(Dataset entries for page text)
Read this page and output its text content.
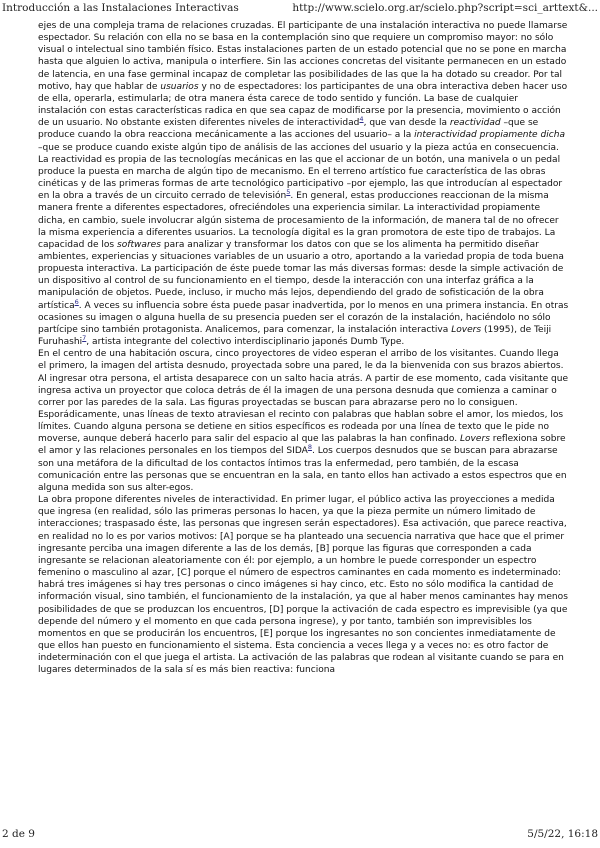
Introducción a las Instalaciones Interactivas	http://www.scielo.org.ar/scielo.php?script=sci_arttext&...

ejes de una compleja trama de relaciones cruzadas. El participante de una instalación interactiva no puede llamarse espectador. Su relación con ella no se basa en la contemplación sino que requiere un compromiso mayor: no sólo visual o intelectual sino también físico. Estas instalaciones parten de un estado potencial que no se pone en marcha hasta que alguien lo activa, manipula o interfiere. Sin las acciones concretas del visitante permanecen en un estado de latencia, en una fase germinal incapaz de completar las posibilidades de las que la ha dotado su creador. Por tal motivo, hay que hablar de usuarios y no de espectadores: los participantes de una obra interactiva deben hacer uso de ella, operarla, estimularla; de otra manera ésta carece de todo sentido y función. La base de cualquier instalación con estas características radica en que sea capaz de modificarse por la presencia, movimiento o acción de un usuario. No obstante existen diferentes niveles de interactividad$^4$, que van desde la reactividad –que se produce cuando la obra reacciona mecánicamente a las acciones del usuario– a la interactividad propiamente dicha –que se produce cuando existe algún tipo de análisis de las acciones del usuario y la pieza actúa en consecuencia. La reactividad es propia de las tecnologías mecánicas en las que el accionar de un botón, una manivela o un pedal produce la puesta en marcha de algún tipo de mecanismo. En el terreno artístico fue característica de las obras cinéticas y de las primeras formas de arte tecnológico participativo –por ejemplo, las que introducían al espectador en la obra a través de un circuito cerrado de televisión$^5$. En general, estas producciones reaccionan de la misma manera frente a diferentes espectadores, ofreciéndoles una experiencia similar. La interactividad propiamente dicha, en cambio, suele involucrar algún sistema de procesamiento de la información, de manera tal de no ofrecer la misma experiencia a diferentes usuarios. La tecnología digital es la gran promotora de este tipo de trabajos. La capacidad de los softwares para analizar y transformar los datos con que se los alimenta ha permitido diseñar ambientes, experiencias y situaciones variables de un usuario a otro, aportando a la variedad propia de toda buena propuesta interactiva. La participación de éste puede tomar las más diversas formas: desde la simple activación de un dispositivo al control de su funcionamiento en el tiempo, desde la interacción con una interfaz gráfica a la manipulación de objetos. Puede, incluso, ir mucho más lejos, dependiendo del grado de sofisticación de la obra artística$^6$. A veces su influencia sobre ésta puede pasar inadvertida, por lo menos en una primera instancia. En otras ocasiones su imagen o alguna huella de su presencia pueden ser el corazón de la instalación, haciéndolo no sólo partícipe sino también protagonista. Analicemos, para comenzar, la instalación interactiva Lovers (1995), de Teiji Furuhashi$^7$, artista integrante del colectivo interdisciplinario japonés Dumb Type.

En el centro de una habitación oscura, cinco proyectores de video esperan el arribo de los visitantes. Cuando llega el primero, la imagen del artista desnudo, proyectada sobre una pared, le da la bienvenida con sus brazos abiertos. Al ingresar otra persona, el artista desaparece con un salto hacia atrás. A partir de ese momento, cada visitante que ingresa activa un proyector que coloca detrás de él la imagen de una persona desnuda que comienza a caminar o correr por las paredes de la sala. Las figuras proyectadas se buscan para abrazarse pero no lo consiguen. Esporádicamente, unas líneas de texto atraviesan el recinto con palabras que hablan sobre el amor, los miedos, los límites. Cuando alguna persona se detiene en sitios específicos es rodeada por una línea de texto que le pide no moverse, aunque deberá hacerlo para salir del espacio al que las palabras la han confinado. Lovers reflexiona sobre el amor y las relaciones personales en los tiempos del SIDA$^8$. Los cuerpos desnudos que se buscan para abrazarse son una metáfora de la dificultad de los contactos íntimos tras la enfermedad, pero también, de la escasa comunicación entre las personas que se encuentran en la sala, en tanto ellos han activado a estos espectros que en alguna medida son sus alter-egos.

La obra propone diferentes niveles de interactividad. En primer lugar, el público activa las proyecciones a medida que ingresa (en realidad, sólo las primeras personas lo hacen, ya que la pieza permite un número limitado de interacciones; traspasado éste, las personas que ingresen serán espectadores). Esa activación, que parece reactiva, en realidad no lo es por varios motivos: [A] porque se ha planteado una secuencia narrativa que hace que el primer ingresante perciba una imagen diferente a las de los demás, [B] porque las figuras que corresponden a cada ingresante se relacionan aleatoriamente con él: por ejemplo, a un hombre le puede corresponder un espectro femenino o masculino al azar, [C] porque el número de espectros caminantes en cada momento es indeterminado: habrá tres imágenes si hay tres personas o cinco imágenes si hay cinco, etc. Esto no sólo modifica la cantidad de información visual, sino también, el funcionamiento de la instalación, ya que al haber menos caminantes hay menos posibilidades de que se produzcan los encuentros, [D] porque la activación de cada espectro es imprevisible (ya que depende del número y el momento en que cada persona ingrese), y por tanto, también son imprevisibles los momentos en que se producirán los encuentros, [E] porque los ingresantes no son concientes inmediatamente de que ellos han puesto en funcionamiento el sistema. Esta conciencia a veces llega y a veces no: es otro factor de indeterminación con el que juega el artista. La activación de las palabras que rodean al visitante cuando se para en lugares determinados de la sala sí es más bien reactiva: funciona

2 de 9	5/5/22, 16:18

Task directions: Return every entry word for word, leaving the pictures out.

Written solution:
Read this page and output its text content.
Introducción a las Instalaciones Interactivas	http://www.scielo.org.ar/scielo.php?script=sci_arttext&...

ejes de una compleja trama de relaciones cruzadas. El participante de una instalación interactiva no puede llamarse espectador. Su relación con ella no se basa en la contemplación sino que requiere un compromiso mayor: no sólo visual o intelectual sino también físico. Estas instalaciones parten de un estado potencial que no se pone en marcha hasta que alguien lo activa, manipula o interfiere. Sin las acciones concretas del visitante permanecen en un estado de latencia, en una fase germinal incapaz de completar las posibilidades de las que la ha dotado su creador. Por tal motivo, hay que hablar de usuarios y no de espectadores: los participantes de una obra interactiva deben hacer uso de ella, operarla, estimularla; de otra manera ésta carece de todo sentido y función. La base de cualquier instalación con estas características radica en que sea capaz de modificarse por la presencia, movimiento o acción de un usuario. No obstante existen diferentes niveles de interactividad$^4$, que van desde la reactividad –que se produce cuando la obra reacciona mecánicamente a las acciones del usuario– a la interactividad propiamente dicha –que se produce cuando existe algún tipo de análisis de las acciones del usuario y la pieza actúa en consecuencia. La reactividad es propia de las tecnologías mecánicas en las que el accionar de un botón, una manivela o un pedal produce la puesta en marcha de algún tipo de mecanismo. En el terreno artístico fue característica de las obras cinéticas y de las primeras formas de arte tecnológico participativo –por ejemplo, las que introducían al espectador en la obra a través de un circuito cerrado de televisión$^5$. En general, estas producciones reaccionan de la misma manera frente a diferentes espectadores, ofreciéndoles una experiencia similar. La interactividad propiamente dicha, en cambio, suele involucrar algún sistema de procesamiento de la información, de manera tal de no ofrecer la misma experiencia a diferentes usuarios. La tecnología digital es la gran promotora de este tipo de trabajos. La capacidad de los softwares para analizar y transformar los datos con que se los alimenta ha permitido diseñar ambientes, experiencias y situaciones variables de un usuario a otro, aportando a la variedad propia de toda buena propuesta interactiva. La participación de éste puede tomar las más diversas formas: desde la simple activación de un dispositivo al control de su funcionamiento en el tiempo, desde la interacción con una interfaz gráfica a la manipulación de objetos. Puede, incluso, ir mucho más lejos, dependiendo del grado de sofisticación de la obra artística$^6$. A veces su influencia sobre ésta puede pasar inadvertida, por lo menos en una primera instancia. En otras ocasiones su imagen o alguna huella de su presencia pueden ser el corazón de la instalación, haciéndolo no sólo partícipe sino también protagonista. Analicemos, para comenzar, la instalación interactiva Lovers (1995), de Teiji Furuhashi$^7$, artista integrante del colectivo interdisciplinario japonés Dumb Type.

En el centro de una habitación oscura, cinco proyectores de video esperan el arribo de los visitantes. Cuando llega el primero, la imagen del artista desnudo, proyectada sobre una pared, le da la bienvenida con sus brazos abiertos. Al ingresar otra persona, el artista desaparece con un salto hacia atrás. A partir de ese momento, cada visitante que ingresa activa un proyector que coloca detrás de él la imagen de una persona desnuda que comienza a caminar o correr por las paredes de la sala. Las figuras proyectadas se buscan para abrazarse pero no lo consiguen. Esporádicamente, unas líneas de texto atraviesan el recinto con palabras que hablan sobre el amor, los miedos, los límites. Cuando alguna persona se detiene en sitios específicos es rodeada por una línea de texto que le pide no moverse, aunque deberá hacerlo para salir del espacio al que las palabras la han confinado. Lovers reflexiona sobre el amor y las relaciones personales en los tiempos del SIDA$^8$. Los cuerpos desnudos que se buscan para abrazarse son una metáfora de la dificultad de los contactos íntimos tras la enfermedad, pero también, de la escasa comunicación entre las personas que se encuentran en la sala, en tanto ellos han activado a estos espectros que en alguna medida son sus alter-egos.

La obra propone diferentes niveles de interactividad. En primer lugar, el público activa las proyecciones a medida que ingresa (en realidad, sólo las primeras personas lo hacen, ya que la pieza permite un número limitado de interacciones; traspasado éste, las personas que ingresen serán espectadores). Esa activación, que parece reactiva, en realidad no lo es por varios motivos: [A] porque se ha planteado una secuencia narrativa que hace que el primer ingresante perciba una imagen diferente a las de los demás, [B] porque las figuras que corresponden a cada ingresante se relacionan aleatoriamente con él: por ejemplo, a un hombre le puede corresponder un espectro femenino o masculino al azar, [C] porque el número de espectros caminantes en cada momento es indeterminado: habrá tres imágenes si hay tres personas o cinco imágenes si hay cinco, etc. Esto no sólo modifica la cantidad de información visual, sino también, el funcionamiento de la instalación, ya que al haber menos caminantes hay menos posibilidades de que se produzcan los encuentros, [D] porque la activación de cada espectro es imprevisible (ya que depende del número y el momento en que cada persona ingrese), y por tanto, también son imprevisibles los momentos en que se producirán los encuentros, [E] porque los ingresantes no son concientes inmediatamente de que ellos han puesto en funcionamiento el sistema. Esta conciencia a veces llega y a veces no: es otro factor de indeterminación con el que juega el artista. La activación de las palabras que rodean al visitante cuando se para en lugares determinados de la sala sí es más bien reactiva: funciona

2 de 9	5/5/22, 16:18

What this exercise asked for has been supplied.